→ **DESCRIPTION OF THE TASK**
Reproduce every line of the material below, but drop the pictures.

→ **Dataset items**
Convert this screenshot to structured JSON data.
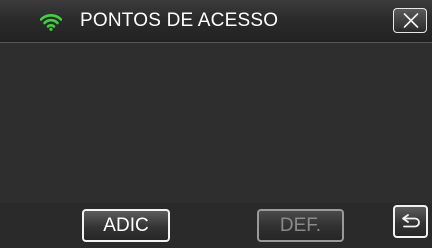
{
  "header": {
    "wifi_icon": "wifi-icon",
    "title": "PONTOS DE ACESSO",
    "close_icon": "close-icon"
  },
  "access_points": [],
  "footer": {
    "add_label": "ADIC",
    "set_label": "DEF.",
    "set_enabled": false,
    "back_icon": "return-icon"
  },
  "colors": {
    "wifi": "#3ed23e",
    "header_bg": "#2b2b2b",
    "content_bg": "#2e2e2e",
    "text": "#ffffff",
    "disabled_text": "#8a8a8a"
  }
}
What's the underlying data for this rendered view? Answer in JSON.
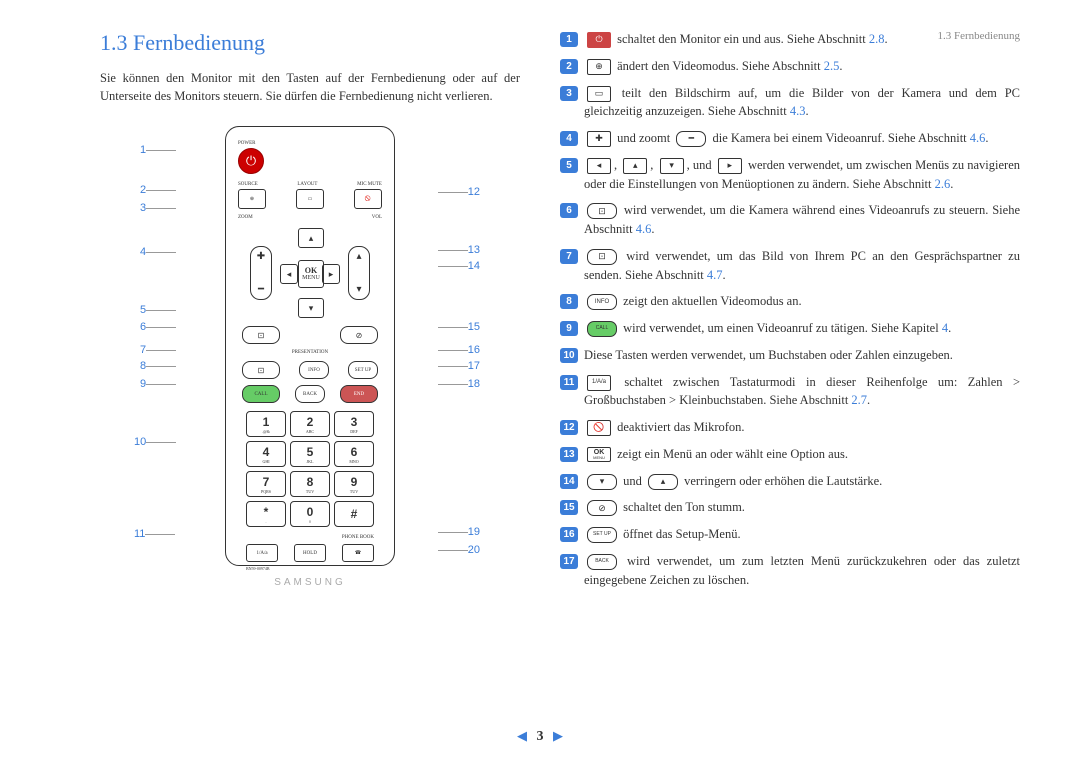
{
  "header": {
    "running": "1.3 Fernbedienung"
  },
  "heading": "1.3    Fernbedienung",
  "intro": "Sie können den Monitor mit den Tasten auf der Fernbedienung oder auf der Unterseite des Monitors steuern. Sie dürfen die Fernbedienung nicht verlieren.",
  "remote": {
    "power_label": "POWER",
    "row1": {
      "source": "SOURCE",
      "layout": "LAYOUT",
      "micmute": "MIC MUTE"
    },
    "zoom": "ZOOM",
    "vol": "VOL",
    "ok_top": "OK",
    "ok_bottom": "MENU",
    "presentation": "PRESENTATION",
    "info": "INFO",
    "setup": "SET UP",
    "call": "CALL",
    "back": "BACK",
    "end": "END",
    "keys": [
      {
        "n": "1",
        "t": ".@&"
      },
      {
        "n": "2",
        "t": "ABC"
      },
      {
        "n": "3",
        "t": "DEF"
      },
      {
        "n": "4",
        "t": "GHI"
      },
      {
        "n": "5",
        "t": "JKL"
      },
      {
        "n": "6",
        "t": "MNO"
      },
      {
        "n": "7",
        "t": "PQRS"
      },
      {
        "n": "8",
        "t": "TUV"
      },
      {
        "n": "9",
        "t": "TUV"
      },
      {
        "n": "*",
        "t": "."
      },
      {
        "n": "0",
        "t": "◊"
      },
      {
        "n": "#",
        "t": ""
      }
    ],
    "phonebook": "PHONE BOOK",
    "mode_key": "1/A/a",
    "hold": "HOLD",
    "bn": "BN59-00974B",
    "logo": "SAMSUNG"
  },
  "callouts_left": [
    "1",
    "2",
    "3",
    "4",
    "5",
    "6",
    "7",
    "8",
    "9",
    "10",
    "11"
  ],
  "callouts_right": [
    "12",
    "13",
    "14",
    "15",
    "16",
    "17",
    "18",
    "19",
    "20"
  ],
  "items": {
    "i1": {
      "icon": "⏻",
      "text": " schaltet den Monitor ein und aus. Siehe Abschnitt ",
      "link": "2.8",
      "suffix": "."
    },
    "i2": {
      "icon": "⊕",
      "text": " ändert den Videomodus. Siehe Abschnitt ",
      "link": "2.5",
      "suffix": "."
    },
    "i3": {
      "icon": "▭",
      "text": " teilt den Bildschirm auf, um die Bilder von der Kamera und dem PC gleichzeitig anzuzeigen. Siehe Abschnitt ",
      "link": "4.3",
      "suffix": "."
    },
    "i4": {
      "plus": "✚",
      "mid": " und zoomt ",
      "minus": "━",
      "text": " die Kamera bei einem Videoanruf. Siehe Abschnitt ",
      "link": "4.6",
      "suffix": "."
    },
    "i5": {
      "a1": "◂",
      "a2": "▴",
      "a3": "▾",
      "mid": ", und ",
      "a4": "▸",
      "text": " werden verwendet, um zwischen Menüs zu navigieren oder die Einstellungen von Menüoptionen zu ändern. Siehe Abschnitt ",
      "link": "2.6",
      "suffix": "."
    },
    "i6": {
      "icon": "⊡",
      "text": " wird verwendet, um die Kamera während eines Videoanrufs zu steuern. Siehe Abschnitt ",
      "link": "4.6",
      "suffix": "."
    },
    "i7": {
      "icon": "⊡",
      "text": " wird verwendet, um das Bild von Ihrem PC an den Gesprächspartner zu senden. Siehe Abschnitt ",
      "link": "4.7",
      "suffix": "."
    },
    "i8": {
      "icon": "INFO",
      "text": " zeigt den aktuellen Videomodus an."
    },
    "i9": {
      "icon": "CALL",
      "text": " wird verwendet, um einen Videoanruf zu tätigen. Siehe Kapitel ",
      "link": "4",
      "suffix": "."
    },
    "i10": {
      "text": "Diese Tasten werden verwendet, um Buchstaben oder Zahlen einzugeben."
    },
    "i11": {
      "icon": "1/A/a",
      "text": " schaltet zwischen Tastaturmodi in dieser Reihenfolge um: Zahlen > Großbuchstaben > Kleinbuchstaben. Siehe Abschnitt ",
      "link": "2.7",
      "suffix": "."
    },
    "i12": {
      "icon": "🚫",
      "text": " deaktiviert das Mikrofon."
    },
    "i13": {
      "icon": "OK",
      "sub": "MENU",
      "text": " zeigt ein Menü an oder wählt eine Option aus."
    },
    "i14": {
      "down": "▾",
      "mid": " und ",
      "up": "▴",
      "text": " verringern oder erhöhen die Lautstärke."
    },
    "i15": {
      "icon": "⊘",
      "text": " schaltet den Ton stumm."
    },
    "i16": {
      "icon": "SET UP",
      "text": " öffnet das Setup-Menü."
    },
    "i17": {
      "icon": "BACK",
      "text": " wird verwendet, um zum letzten Menü zurückzukehren oder das zuletzt eingegebene Zeichen zu löschen."
    }
  },
  "footer": {
    "page": "3"
  }
}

→ **FINISHED TASK**
Convert this screenshot to structured JSON data.
{
  "header": {
    "wifi_icon": "wifi-icon",
    "title": "PONTOS DE ACESSO",
    "close_icon": "close-icon"
  },
  "access_points": [],
  "footer": {
    "add_label": "ADIC",
    "set_label": "DEF.",
    "set_enabled": false,
    "back_icon": "return-icon"
  },
  "colors": {
    "wifi": "#3ed23e",
    "header_bg": "#2b2b2b",
    "content_bg": "#2e2e2e",
    "text": "#ffffff",
    "disabled_text": "#8a8a8a"
  }
}
What's the underlying data for this rendered view? Answer in JSON.
{
  "header": {
    "running": "1.3 Fernbedienung"
  },
  "heading": "1.3    Fernbedienung",
  "intro": "Sie können den Monitor mit den Tasten auf der Fernbedienung oder auf der Unterseite des Monitors steuern. Sie dürfen die Fernbedienung nicht verlieren.",
  "remote": {
    "power_label": "POWER",
    "row1": {
      "source": "SOURCE",
      "layout": "LAYOUT",
      "micmute": "MIC MUTE"
    },
    "zoom": "ZOOM",
    "vol": "VOL",
    "ok_top": "OK",
    "ok_bottom": "MENU",
    "presentation": "PRESENTATION",
    "info": "INFO",
    "setup": "SET UP",
    "call": "CALL",
    "back": "BACK",
    "end": "END",
    "keys": [
      {
        "n": "1",
        "t": ".@&"
      },
      {
        "n": "2",
        "t": "ABC"
      },
      {
        "n": "3",
        "t": "DEF"
      },
      {
        "n": "4",
        "t": "GHI"
      },
      {
        "n": "5",
        "t": "JKL"
      },
      {
        "n": "6",
        "t": "MNO"
      },
      {
        "n": "7",
        "t": "PQRS"
      },
      {
        "n": "8",
        "t": "TUV"
      },
      {
        "n": "9",
        "t": "TUV"
      },
      {
        "n": "*",
        "t": "."
      },
      {
        "n": "0",
        "t": "◊"
      },
      {
        "n": "#",
        "t": ""
      }
    ],
    "phonebook": "PHONE BOOK",
    "mode_key": "1/A/a",
    "hold": "HOLD",
    "bn": "BN59-00974B",
    "logo": "SAMSUNG"
  },
  "callouts_left": [
    "1",
    "2",
    "3",
    "4",
    "5",
    "6",
    "7",
    "8",
    "9",
    "10",
    "11"
  ],
  "callouts_right": [
    "12",
    "13",
    "14",
    "15",
    "16",
    "17",
    "18",
    "19",
    "20"
  ],
  "items": {
    "i1": {
      "icon": "⏻",
      "text": " schaltet den Monitor ein und aus. Siehe Abschnitt ",
      "link": "2.8",
      "suffix": "."
    },
    "i2": {
      "icon": "⊕",
      "text": " ändert den Videomodus. Siehe Abschnitt ",
      "link": "2.5",
      "suffix": "."
    },
    "i3": {
      "icon": "▭",
      "text": " teilt den Bildschirm auf, um die Bilder von der Kamera und dem PC gleichzeitig anzuzeigen. Siehe Abschnitt ",
      "link": "4.3",
      "suffix": "."
    },
    "i4": {
      "plus": "✚",
      "mid": " und zoomt ",
      "minus": "━",
      "text": " die Kamera bei einem Videoanruf. Siehe Abschnitt ",
      "link": "4.6",
      "suffix": "."
    },
    "i5": {
      "a1": "◂",
      "a2": "▴",
      "a3": "▾",
      "mid": ", und ",
      "a4": "▸",
      "text": " werden verwendet, um zwischen Menüs zu navigieren oder die Einstellungen von Menüoptionen zu ändern. Siehe Abschnitt ",
      "link": "2.6",
      "suffix": "."
    },
    "i6": {
      "icon": "⊡",
      "text": " wird verwendet, um die Kamera während eines Videoanrufs zu steuern. Siehe Abschnitt ",
      "link": "4.6",
      "suffix": "."
    },
    "i7": {
      "icon": "⊡",
      "text": " wird verwendet, um das Bild von Ihrem PC an den Gesprächspartner zu senden. Siehe Abschnitt ",
      "link": "4.7",
      "suffix": "."
    },
    "i8": {
      "icon": "INFO",
      "text": " zeigt den aktuellen Videomodus an."
    },
    "i9": {
      "icon": "CALL",
      "text": " wird verwendet, um einen Videoanruf zu tätigen. Siehe Kapitel ",
      "link": "4",
      "suffix": "."
    },
    "i10": {
      "text": "Diese Tasten werden verwendet, um Buchstaben oder Zahlen einzugeben."
    },
    "i11": {
      "icon": "1/A/a",
      "text": " schaltet zwischen Tastaturmodi in dieser Reihenfolge um: Zahlen > Großbuchstaben > Kleinbuchstaben. Siehe Abschnitt ",
      "link": "2.7",
      "suffix": "."
    },
    "i12": {
      "icon": "🚫",
      "text": " deaktiviert das Mikrofon."
    },
    "i13": {
      "icon": "OK",
      "sub": "MENU",
      "text": " zeigt ein Menü an oder wählt eine Option aus."
    },
    "i14": {
      "down": "▾",
      "mid": " und ",
      "up": "▴",
      "text": " verringern oder erhöhen die Lautstärke."
    },
    "i15": {
      "icon": "⊘",
      "text": " schaltet den Ton stumm."
    },
    "i16": {
      "icon": "SET UP",
      "text": " öffnet das Setup-Menü."
    },
    "i17": {
      "icon": "BACK",
      "text": " wird verwendet, um zum letzten Menü zurückzukehren oder das zuletzt eingegebene Zeichen zu löschen."
    }
  },
  "footer": {
    "page": "3"
  }
}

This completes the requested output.